▶ [STORED RECORDS]
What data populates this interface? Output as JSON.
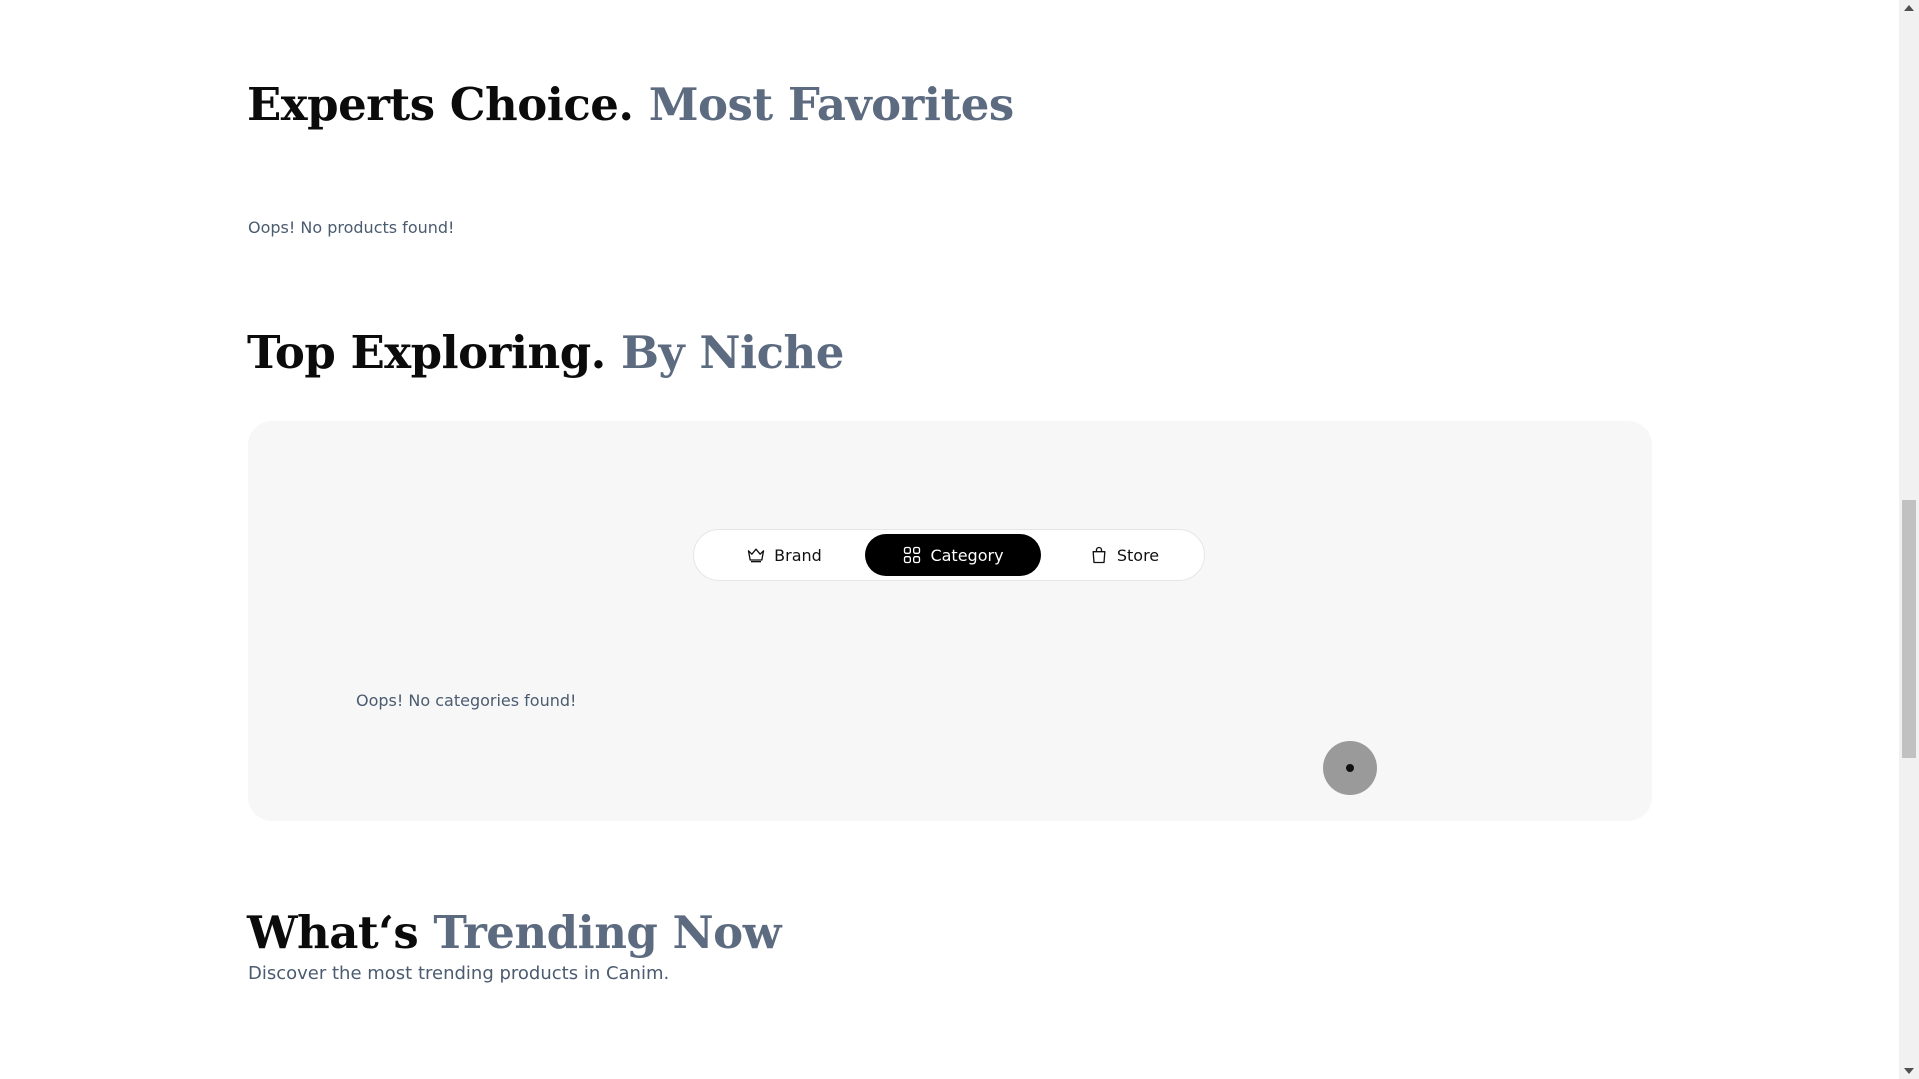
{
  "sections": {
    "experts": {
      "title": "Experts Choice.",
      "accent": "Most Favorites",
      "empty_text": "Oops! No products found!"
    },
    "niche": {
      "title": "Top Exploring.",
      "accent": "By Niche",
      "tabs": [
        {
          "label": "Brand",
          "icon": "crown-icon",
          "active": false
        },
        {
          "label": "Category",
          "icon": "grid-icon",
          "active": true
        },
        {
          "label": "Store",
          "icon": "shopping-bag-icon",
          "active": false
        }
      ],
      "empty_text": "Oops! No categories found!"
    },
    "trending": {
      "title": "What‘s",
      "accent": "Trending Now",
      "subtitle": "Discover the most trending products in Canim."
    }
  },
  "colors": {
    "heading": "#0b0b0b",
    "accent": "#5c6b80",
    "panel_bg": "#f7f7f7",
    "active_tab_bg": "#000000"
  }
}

* * *

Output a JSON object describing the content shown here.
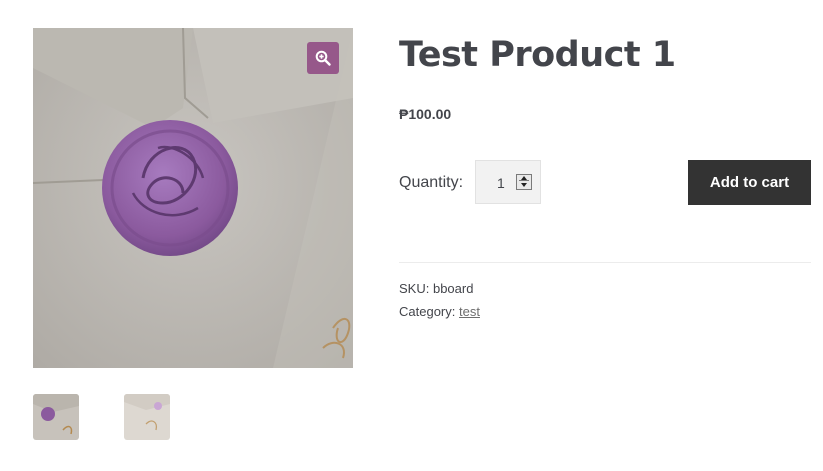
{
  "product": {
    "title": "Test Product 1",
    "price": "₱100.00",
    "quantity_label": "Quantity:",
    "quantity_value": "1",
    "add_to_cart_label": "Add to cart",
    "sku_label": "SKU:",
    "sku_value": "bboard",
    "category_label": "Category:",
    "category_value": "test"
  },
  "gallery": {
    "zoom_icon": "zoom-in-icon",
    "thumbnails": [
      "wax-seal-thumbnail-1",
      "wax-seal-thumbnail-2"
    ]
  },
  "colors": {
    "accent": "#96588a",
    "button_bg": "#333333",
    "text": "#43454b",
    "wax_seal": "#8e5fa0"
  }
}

▶ [AIM]
Find every line in the records that has the string "found", then state how many there are and nothing else.

▶ [ANSWER TO THE PROBLEM]
2